| 给定任务 |
原样抄录以下全部条目，每一行都不得改动。

数据集中列出的条目
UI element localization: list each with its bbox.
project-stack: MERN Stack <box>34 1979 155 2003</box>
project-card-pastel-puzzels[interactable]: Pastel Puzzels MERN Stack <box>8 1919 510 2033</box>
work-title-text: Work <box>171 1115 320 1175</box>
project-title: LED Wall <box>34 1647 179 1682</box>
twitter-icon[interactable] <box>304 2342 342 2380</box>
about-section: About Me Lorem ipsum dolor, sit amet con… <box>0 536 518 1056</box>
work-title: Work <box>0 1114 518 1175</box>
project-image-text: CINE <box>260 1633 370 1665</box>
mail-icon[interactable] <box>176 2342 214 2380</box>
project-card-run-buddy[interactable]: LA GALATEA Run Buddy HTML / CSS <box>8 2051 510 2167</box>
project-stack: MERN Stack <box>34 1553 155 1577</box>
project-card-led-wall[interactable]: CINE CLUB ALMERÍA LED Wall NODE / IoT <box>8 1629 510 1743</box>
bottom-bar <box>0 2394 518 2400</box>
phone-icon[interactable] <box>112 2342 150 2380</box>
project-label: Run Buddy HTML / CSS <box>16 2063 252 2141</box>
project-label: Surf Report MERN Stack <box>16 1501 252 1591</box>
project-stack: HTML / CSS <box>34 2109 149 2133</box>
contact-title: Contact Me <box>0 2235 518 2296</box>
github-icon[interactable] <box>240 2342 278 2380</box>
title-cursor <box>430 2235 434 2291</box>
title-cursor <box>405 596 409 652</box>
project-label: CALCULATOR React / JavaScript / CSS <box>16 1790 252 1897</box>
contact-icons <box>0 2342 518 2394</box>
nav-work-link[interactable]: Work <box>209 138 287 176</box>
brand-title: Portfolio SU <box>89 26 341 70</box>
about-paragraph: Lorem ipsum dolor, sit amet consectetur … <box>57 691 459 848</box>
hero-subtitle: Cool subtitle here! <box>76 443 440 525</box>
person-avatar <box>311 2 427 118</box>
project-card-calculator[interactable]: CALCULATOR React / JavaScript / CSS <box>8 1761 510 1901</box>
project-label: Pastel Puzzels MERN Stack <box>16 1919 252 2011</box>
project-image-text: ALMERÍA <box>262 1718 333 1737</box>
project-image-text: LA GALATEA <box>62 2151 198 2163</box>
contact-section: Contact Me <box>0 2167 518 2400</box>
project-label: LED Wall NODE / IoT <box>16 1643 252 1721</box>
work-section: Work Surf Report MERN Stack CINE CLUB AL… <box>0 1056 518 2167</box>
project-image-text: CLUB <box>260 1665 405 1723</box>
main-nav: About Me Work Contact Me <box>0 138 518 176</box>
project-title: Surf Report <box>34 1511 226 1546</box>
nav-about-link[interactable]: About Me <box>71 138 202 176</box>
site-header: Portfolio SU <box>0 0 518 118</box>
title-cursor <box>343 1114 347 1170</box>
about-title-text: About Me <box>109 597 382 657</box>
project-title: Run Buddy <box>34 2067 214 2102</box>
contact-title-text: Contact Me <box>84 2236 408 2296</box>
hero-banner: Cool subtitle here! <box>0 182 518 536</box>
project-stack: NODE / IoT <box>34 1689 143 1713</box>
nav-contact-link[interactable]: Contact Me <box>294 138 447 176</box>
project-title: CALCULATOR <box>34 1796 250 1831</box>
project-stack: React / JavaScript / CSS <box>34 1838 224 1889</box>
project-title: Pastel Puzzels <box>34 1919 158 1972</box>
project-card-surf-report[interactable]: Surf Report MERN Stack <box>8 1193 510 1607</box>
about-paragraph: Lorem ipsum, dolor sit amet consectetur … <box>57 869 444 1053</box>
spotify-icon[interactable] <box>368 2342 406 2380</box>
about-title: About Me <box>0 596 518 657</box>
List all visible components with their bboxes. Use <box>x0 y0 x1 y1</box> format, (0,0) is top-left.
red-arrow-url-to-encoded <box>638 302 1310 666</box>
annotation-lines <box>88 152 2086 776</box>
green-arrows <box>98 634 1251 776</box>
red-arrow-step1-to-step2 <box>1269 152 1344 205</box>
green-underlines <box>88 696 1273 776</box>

| 最终结果 |
UI element localization: list each with its bbox.
project-stack: MERN Stack <box>34 1979 155 2003</box>
project-card-pastel-puzzels[interactable]: Pastel Puzzels MERN Stack <box>8 1919 510 2033</box>
work-title-text: Work <box>171 1115 320 1175</box>
project-title: LED Wall <box>34 1647 179 1682</box>
twitter-icon[interactable] <box>304 2342 342 2380</box>
about-section: About Me Lorem ipsum dolor, sit amet con… <box>0 536 518 1056</box>
work-title: Work <box>0 1114 518 1175</box>
project-image-text: CINE <box>260 1633 370 1665</box>
mail-icon[interactable] <box>176 2342 214 2380</box>
project-card-run-buddy[interactable]: LA GALATEA Run Buddy HTML / CSS <box>8 2051 510 2167</box>
project-stack: MERN Stack <box>34 1553 155 1577</box>
project-card-led-wall[interactable]: CINE CLUB ALMERÍA LED Wall NODE / IoT <box>8 1629 510 1743</box>
bottom-bar <box>0 2394 518 2400</box>
phone-icon[interactable] <box>112 2342 150 2380</box>
project-label: Run Buddy HTML / CSS <box>16 2063 252 2141</box>
project-label: Surf Report MERN Stack <box>16 1501 252 1591</box>
project-stack: HTML / CSS <box>34 2109 149 2133</box>
contact-title: Contact Me <box>0 2235 518 2296</box>
github-icon[interactable] <box>240 2342 278 2380</box>
title-cursor <box>430 2235 434 2291</box>
title-cursor <box>405 596 409 652</box>
project-label: CALCULATOR React / JavaScript / CSS <box>16 1790 252 1897</box>
contact-icons <box>0 2342 518 2394</box>
nav-work-link[interactable]: Work <box>209 138 287 176</box>
brand-title: Portfolio SU <box>89 26 341 70</box>
about-paragraph: Lorem ipsum dolor, sit amet consectetur … <box>57 691 459 848</box>
hero-subtitle: Cool subtitle here! <box>76 443 440 525</box>
person-avatar <box>311 2 427 118</box>
project-card-calculator[interactable]: CALCULATOR React / JavaScript / CSS <box>8 1761 510 1901</box>
project-label: Pastel Puzzels MERN Stack <box>16 1919 252 2011</box>
project-image-text: ALMERÍA <box>262 1718 333 1737</box>
project-image-text: LA GALATEA <box>62 2151 198 2163</box>
contact-section: Contact Me <box>0 2167 518 2400</box>
project-label: LED Wall NODE / IoT <box>16 1643 252 1721</box>
work-section: Work Surf Report MERN Stack CINE CLUB AL… <box>0 1056 518 2167</box>
project-image-text: CLUB <box>260 1665 405 1723</box>
main-nav: About Me Work Contact Me <box>0 138 518 176</box>
project-title: Surf Report <box>34 1511 226 1546</box>
nav-about-link[interactable]: About Me <box>71 138 202 176</box>
site-header: Portfolio SU <box>0 0 518 118</box>
title-cursor <box>343 1114 347 1170</box>
about-title-text: About Me <box>109 597 382 657</box>
project-title: Run Buddy <box>34 2067 214 2102</box>
contact-title-text: Contact Me <box>84 2236 408 2296</box>
hero-banner: Cool subtitle here! <box>0 182 518 536</box>
project-stack: NODE / IoT <box>34 1689 143 1713</box>
nav-contact-link[interactable]: Contact Me <box>294 138 447 176</box>
project-title: CALCULATOR <box>34 1796 250 1831</box>
project-stack: React / JavaScript / CSS <box>34 1838 224 1889</box>
project-title: Pastel Puzzels <box>34 1919 158 1972</box>
project-card-surf-report[interactable]: Surf Report MERN Stack <box>8 1193 510 1607</box>
about-paragraph: Lorem ipsum, dolor sit amet consectetur … <box>57 869 444 1053</box>
spotify-icon[interactable] <box>368 2342 406 2380</box>
about-title: About Me <box>0 596 518 657</box>
List all visible components with their bboxes. Use <box>x0 y0 x1 y1</box> format, (0,0) is top-left.
red-arrow-url-to-encoded <box>638 302 1310 666</box>
annotation-lines <box>88 152 2086 776</box>
green-arrows <box>98 634 1251 776</box>
red-arrow-step1-to-step2 <box>1269 152 1344 205</box>
green-underlines <box>88 696 1273 776</box>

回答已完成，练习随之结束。